▸ Problem requirements:
Drop the pictures, then extract the listing word for word.

(Collection entries)
** START **

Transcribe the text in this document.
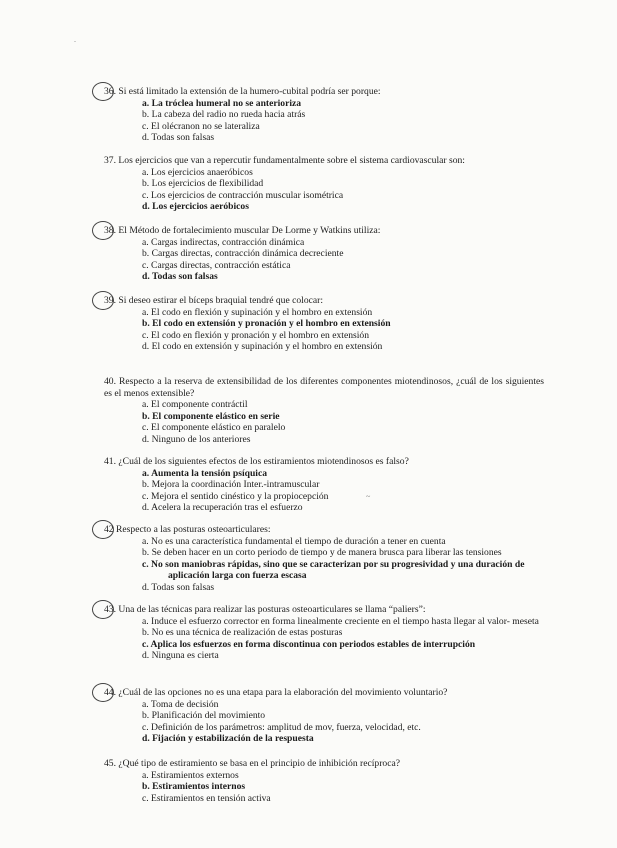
36. Si está limitado la extensión de la humero-cubital podría ser porque:

a. La tróclea humeral no se anterioriza
b. La cabeza del radio no rueda hacia atrás
c. El olécranon no se lateraliza
d. Todas son falsas

37. Los ejercicios que van a repercutir fundamentalmente sobre el sistema cardiovascular son:

a. Los ejercicios anaeróbicos
b. Los ejercicios de flexibilidad
c. Los ejercicios de contracción muscular isométrica
d. Los ejercicios aeróbicos

38. El Método de fortalecimiento muscular De Lorme y Watkins utiliza:

a. Cargas indirectas, contracción dinámica
b. Cargas directas, contracción dinámica decreciente
c. Cargas directas, contracción estática
d. Todas son falsas

39. Si deseo estirar el bíceps braquial tendré que colocar:

a. El codo en flexión y supinación y el hombro en extensión
b. El codo en extensión y pronación y el hombro en extensión
c. El codo en flexión y pronación y el hombro en extensión
d. El codo en extensión y supinación y el hombro en extensión

40. Respecto a la reserva de extensibilidad de los diferentes componentes miotendinosos, ¿cuál de los siguientes es el menos extensible?

a. El componente contráctil
b. El componente elástico en serie
c. El componente elástico en paralelo
d. Ninguno de los anteriores

41. ¿Cuál de los siguientes efectos de los estiramientos miotendinosos es falso?

a. Aumenta la tensión psíquica
b. Mejora la coordinación Inter.-intramuscular
c. Mejora el sentido cinéstico y la propiocepción
d. Acelera la recuperación tras el esfuerzo

42 Respecto a las posturas osteoarticulares:

a. No es una característica fundamental el tiempo de duración a tener en cuenta
b. Se deben hacer en un corto periodo de tiempo y de manera brusca para liberar las tensiones
c. No son maniobras rápidas, sino que se caracterizan por su progresividad y una duración de
aplicación larga con fuerza escasa
d. Todas son falsas

43. Una de las técnicas para realizar las posturas osteoarticulares se llama “paliers”:

a. Induce el esfuerzo corrector en forma linealmente creciente en el tiempo hasta llegar al valor- meseta
b. No es una técnica de realización de estas posturas
c. Aplica los esfuerzos en forma discontinua con periodos estables de interrupción
d. Ninguna es cierta

44. ¿Cuál de las opciones no es una etapa para la elaboración del movimiento voluntario?

a. Toma de decisión
b. Planificación del movimiento
c. Definición de los parámetros: amplitud de mov, fuerza, velocidad, etc.
d. Fijación y estabilización de la respuesta

45. ¿Qué tipo de estiramiento se basa en el principio de inhibición recíproca?

a. Estiramientos externos
b. Estiramientos internos
c. Estiramientos en tensión activa
.
~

** END **

▸ Problem solution:
Transcribe the text in this document.
36. Si está limitado la extensión de la humero-cubital podría ser porque:

a. La tróclea humeral no se anterioriza
b. La cabeza del radio no rueda hacia atrás
c. El olécranon no se lateraliza
d. Todas son falsas

37. Los ejercicios que van a repercutir fundamentalmente sobre el sistema cardiovascular son:

a. Los ejercicios anaeróbicos
b. Los ejercicios de flexibilidad
c. Los ejercicios de contracción muscular isométrica
d. Los ejercicios aeróbicos

38. El Método de fortalecimiento muscular De Lorme y Watkins utiliza:

a. Cargas indirectas, contracción dinámica
b. Cargas directas, contracción dinámica decreciente
c. Cargas directas, contracción estática
d. Todas son falsas

39. Si deseo estirar el bíceps braquial tendré que colocar:

a. El codo en flexión y supinación y el hombro en extensión
b. El codo en extensión y pronación y el hombro en extensión
c. El codo en flexión y pronación y el hombro en extensión
d. El codo en extensión y supinación y el hombro en extensión

40. Respecto a la reserva de extensibilidad de los diferentes componentes miotendinosos, ¿cuál de los siguientes es el menos extensible?

a. El componente contráctil
b. El componente elástico en serie
c. El componente elástico en paralelo
d. Ninguno de los anteriores

41. ¿Cuál de los siguientes efectos de los estiramientos miotendinosos es falso?

a. Aumenta la tensión psíquica
b. Mejora la coordinación Inter.-intramuscular
c. Mejora el sentido cinéstico y la propiocepción
d. Acelera la recuperación tras el esfuerzo

42 Respecto a las posturas osteoarticulares:

a. No es una característica fundamental el tiempo de duración a tener en cuenta
b. Se deben hacer en un corto periodo de tiempo y de manera brusca para liberar las tensiones
c. No son maniobras rápidas, sino que se caracterizan por su progresividad y una duración de
aplicación larga con fuerza escasa
d. Todas son falsas

43. Una de las técnicas para realizar las posturas osteoarticulares se llama “paliers”:

a. Induce el esfuerzo corrector en forma linealmente creciente en el tiempo hasta llegar al valor- meseta
b. No es una técnica de realización de estas posturas
c. Aplica los esfuerzos en forma discontinua con periodos estables de interrupción
d. Ninguna es cierta

44. ¿Cuál de las opciones no es una etapa para la elaboración del movimiento voluntario?

a. Toma de decisión
b. Planificación del movimiento
c. Definición de los parámetros: amplitud de mov, fuerza, velocidad, etc.
d. Fijación y estabilización de la respuesta

45. ¿Qué tipo de estiramiento se basa en el principio de inhibición recíproca?

a. Estiramientos externos
b. Estiramientos internos
c. Estiramientos en tensión activa
.
~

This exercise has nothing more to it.